— Your task —
From the listing below, pull out every line where the string "What" appears.

— Excerpted records —

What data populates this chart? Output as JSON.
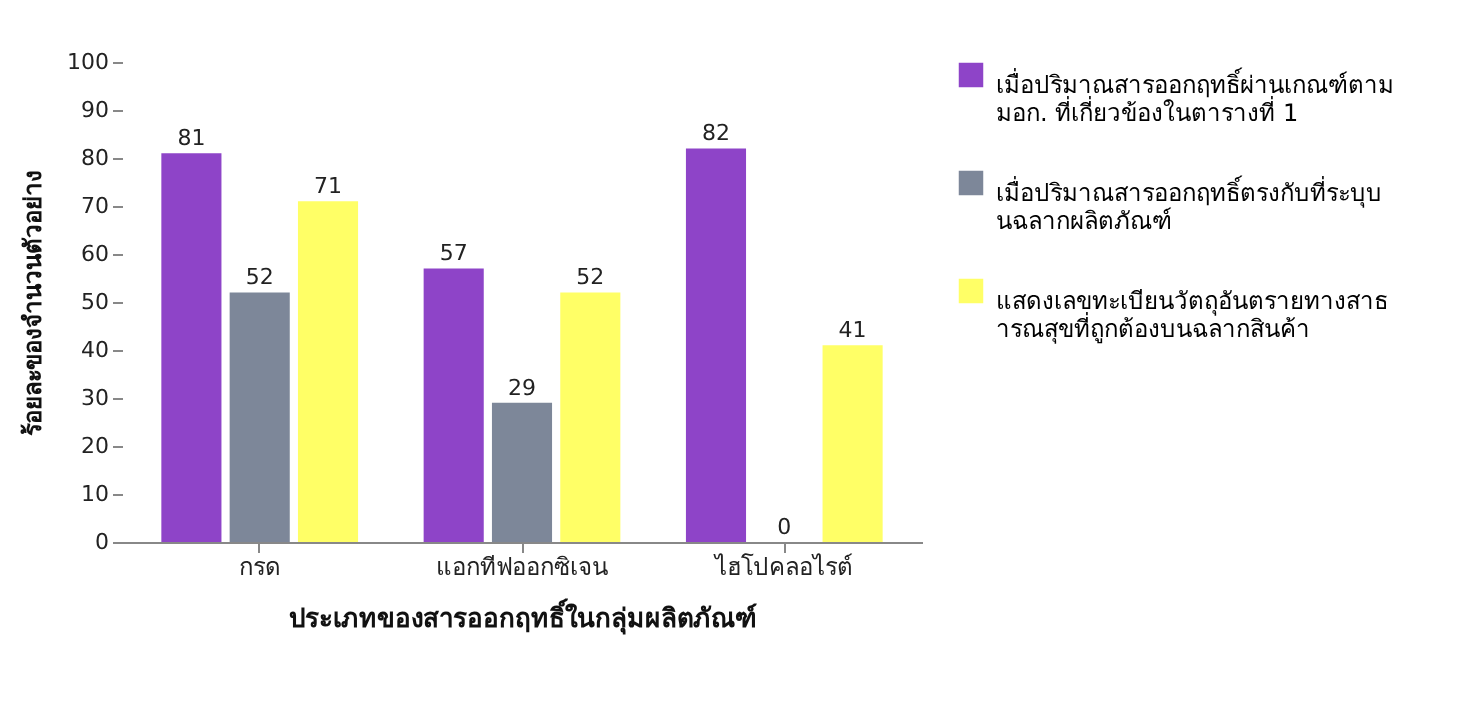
--
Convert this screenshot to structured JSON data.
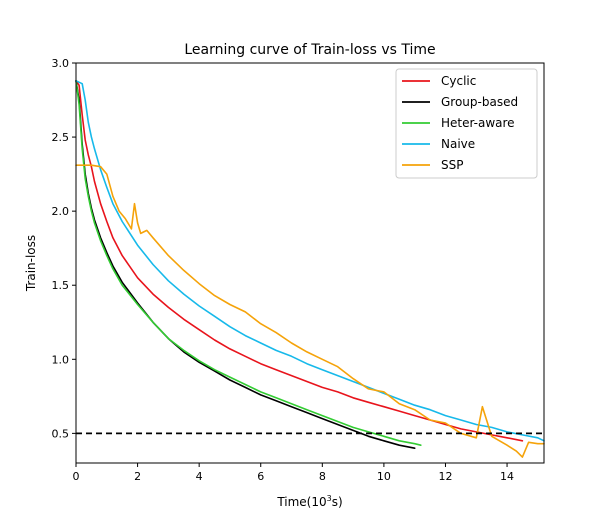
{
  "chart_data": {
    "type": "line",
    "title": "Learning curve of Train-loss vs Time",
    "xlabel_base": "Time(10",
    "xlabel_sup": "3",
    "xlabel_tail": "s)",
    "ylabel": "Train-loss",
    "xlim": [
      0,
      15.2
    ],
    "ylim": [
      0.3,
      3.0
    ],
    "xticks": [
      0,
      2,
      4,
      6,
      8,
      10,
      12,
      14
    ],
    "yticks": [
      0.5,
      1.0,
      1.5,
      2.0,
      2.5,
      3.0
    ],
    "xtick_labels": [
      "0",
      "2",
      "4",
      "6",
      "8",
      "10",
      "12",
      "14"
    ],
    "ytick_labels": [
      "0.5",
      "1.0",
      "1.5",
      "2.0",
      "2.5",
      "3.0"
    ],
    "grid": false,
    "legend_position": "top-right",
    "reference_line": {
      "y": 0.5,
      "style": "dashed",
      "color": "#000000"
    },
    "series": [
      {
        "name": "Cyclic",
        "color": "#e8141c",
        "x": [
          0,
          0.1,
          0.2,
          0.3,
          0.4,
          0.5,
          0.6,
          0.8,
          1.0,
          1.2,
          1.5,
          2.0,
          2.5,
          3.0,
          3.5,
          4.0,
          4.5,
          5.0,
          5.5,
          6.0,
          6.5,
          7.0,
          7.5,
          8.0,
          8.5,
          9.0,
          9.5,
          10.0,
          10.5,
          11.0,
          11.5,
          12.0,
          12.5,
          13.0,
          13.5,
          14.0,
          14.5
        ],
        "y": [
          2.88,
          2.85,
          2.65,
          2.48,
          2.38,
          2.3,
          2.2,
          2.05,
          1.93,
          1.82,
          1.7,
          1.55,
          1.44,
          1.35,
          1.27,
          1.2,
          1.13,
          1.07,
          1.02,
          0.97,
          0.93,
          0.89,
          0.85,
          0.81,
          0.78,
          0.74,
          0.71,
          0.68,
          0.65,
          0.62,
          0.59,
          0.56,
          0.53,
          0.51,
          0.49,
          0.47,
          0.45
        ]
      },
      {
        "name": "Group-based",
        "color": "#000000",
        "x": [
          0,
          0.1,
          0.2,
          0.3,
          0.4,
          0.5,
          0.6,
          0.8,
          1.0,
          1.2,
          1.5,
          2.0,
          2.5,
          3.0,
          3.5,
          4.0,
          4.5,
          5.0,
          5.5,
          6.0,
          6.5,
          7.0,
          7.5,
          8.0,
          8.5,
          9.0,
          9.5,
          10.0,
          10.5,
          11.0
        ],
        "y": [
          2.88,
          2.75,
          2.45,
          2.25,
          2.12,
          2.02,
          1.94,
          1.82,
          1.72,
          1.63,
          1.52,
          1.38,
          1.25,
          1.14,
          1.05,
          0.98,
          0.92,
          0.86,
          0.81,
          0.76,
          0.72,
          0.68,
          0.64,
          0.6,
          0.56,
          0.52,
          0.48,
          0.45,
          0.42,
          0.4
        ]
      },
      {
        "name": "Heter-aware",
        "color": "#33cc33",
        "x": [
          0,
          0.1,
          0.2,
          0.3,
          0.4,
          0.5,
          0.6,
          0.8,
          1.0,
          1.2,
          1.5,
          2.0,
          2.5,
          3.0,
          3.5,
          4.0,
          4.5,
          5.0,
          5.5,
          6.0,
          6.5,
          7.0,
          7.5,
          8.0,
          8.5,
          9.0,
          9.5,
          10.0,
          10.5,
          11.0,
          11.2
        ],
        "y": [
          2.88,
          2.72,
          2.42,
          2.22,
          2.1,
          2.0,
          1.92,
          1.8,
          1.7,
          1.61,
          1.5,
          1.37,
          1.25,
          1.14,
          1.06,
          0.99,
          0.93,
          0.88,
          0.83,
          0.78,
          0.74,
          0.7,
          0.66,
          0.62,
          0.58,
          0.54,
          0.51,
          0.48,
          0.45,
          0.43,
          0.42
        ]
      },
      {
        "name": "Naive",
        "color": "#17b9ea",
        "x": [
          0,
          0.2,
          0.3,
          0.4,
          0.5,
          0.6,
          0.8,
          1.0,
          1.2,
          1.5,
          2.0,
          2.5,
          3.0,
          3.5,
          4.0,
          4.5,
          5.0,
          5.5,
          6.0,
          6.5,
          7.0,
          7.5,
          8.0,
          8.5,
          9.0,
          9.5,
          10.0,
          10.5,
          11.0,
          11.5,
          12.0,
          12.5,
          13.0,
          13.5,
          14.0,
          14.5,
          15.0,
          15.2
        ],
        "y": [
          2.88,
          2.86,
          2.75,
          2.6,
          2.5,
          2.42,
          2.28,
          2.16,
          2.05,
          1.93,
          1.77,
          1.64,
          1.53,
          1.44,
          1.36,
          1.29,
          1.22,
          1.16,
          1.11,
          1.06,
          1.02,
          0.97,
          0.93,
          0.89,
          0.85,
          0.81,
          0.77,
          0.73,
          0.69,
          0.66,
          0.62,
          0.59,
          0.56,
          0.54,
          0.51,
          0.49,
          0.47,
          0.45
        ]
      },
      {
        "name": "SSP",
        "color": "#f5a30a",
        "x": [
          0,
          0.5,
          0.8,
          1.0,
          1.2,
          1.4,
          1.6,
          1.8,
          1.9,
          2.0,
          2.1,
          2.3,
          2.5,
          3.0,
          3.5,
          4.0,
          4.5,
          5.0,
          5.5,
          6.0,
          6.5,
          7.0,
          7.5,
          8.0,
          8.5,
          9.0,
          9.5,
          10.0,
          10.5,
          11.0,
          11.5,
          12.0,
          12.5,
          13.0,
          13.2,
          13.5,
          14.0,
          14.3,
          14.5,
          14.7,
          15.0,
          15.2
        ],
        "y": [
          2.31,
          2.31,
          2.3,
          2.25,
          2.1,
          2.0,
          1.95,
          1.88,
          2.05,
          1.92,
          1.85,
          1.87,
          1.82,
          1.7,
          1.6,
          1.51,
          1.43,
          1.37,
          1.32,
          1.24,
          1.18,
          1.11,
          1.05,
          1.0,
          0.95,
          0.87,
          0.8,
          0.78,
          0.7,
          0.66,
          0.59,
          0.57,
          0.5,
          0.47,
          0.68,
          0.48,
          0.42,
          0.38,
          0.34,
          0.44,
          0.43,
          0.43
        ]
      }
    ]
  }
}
* * *
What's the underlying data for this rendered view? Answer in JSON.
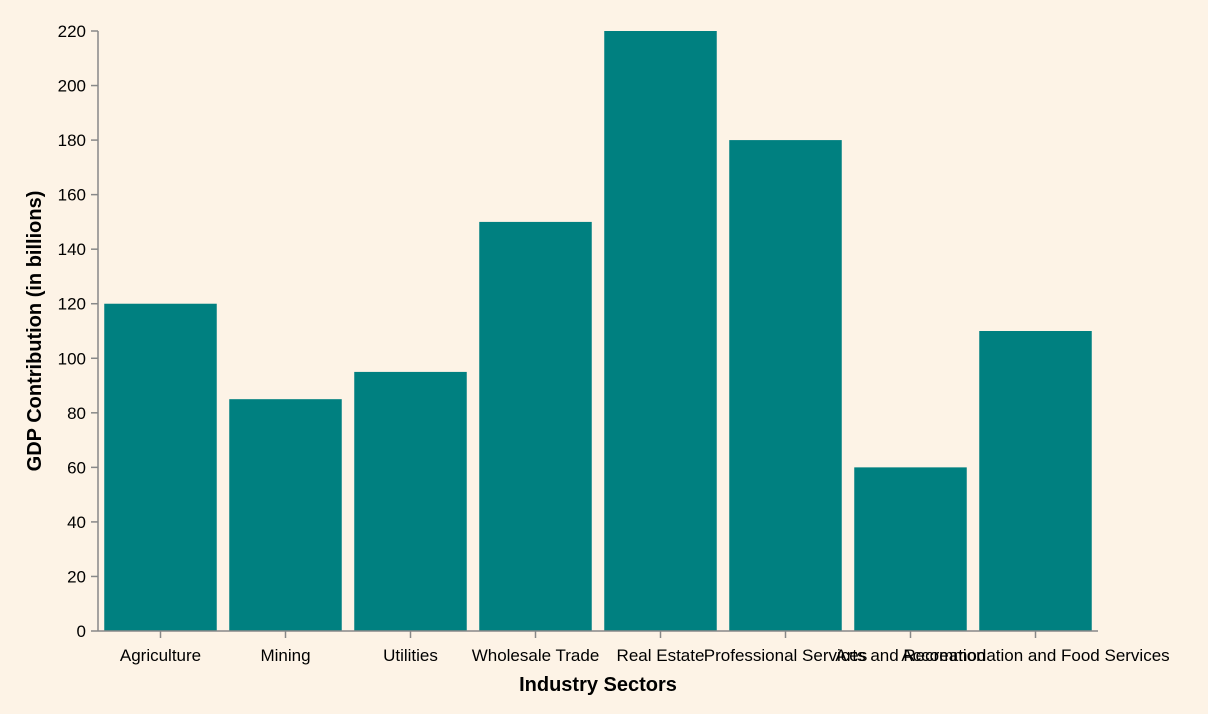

— Reply —
What data populates this chart? Output as JSON.
What's the underlying data for this rendered view? Answer in JSON.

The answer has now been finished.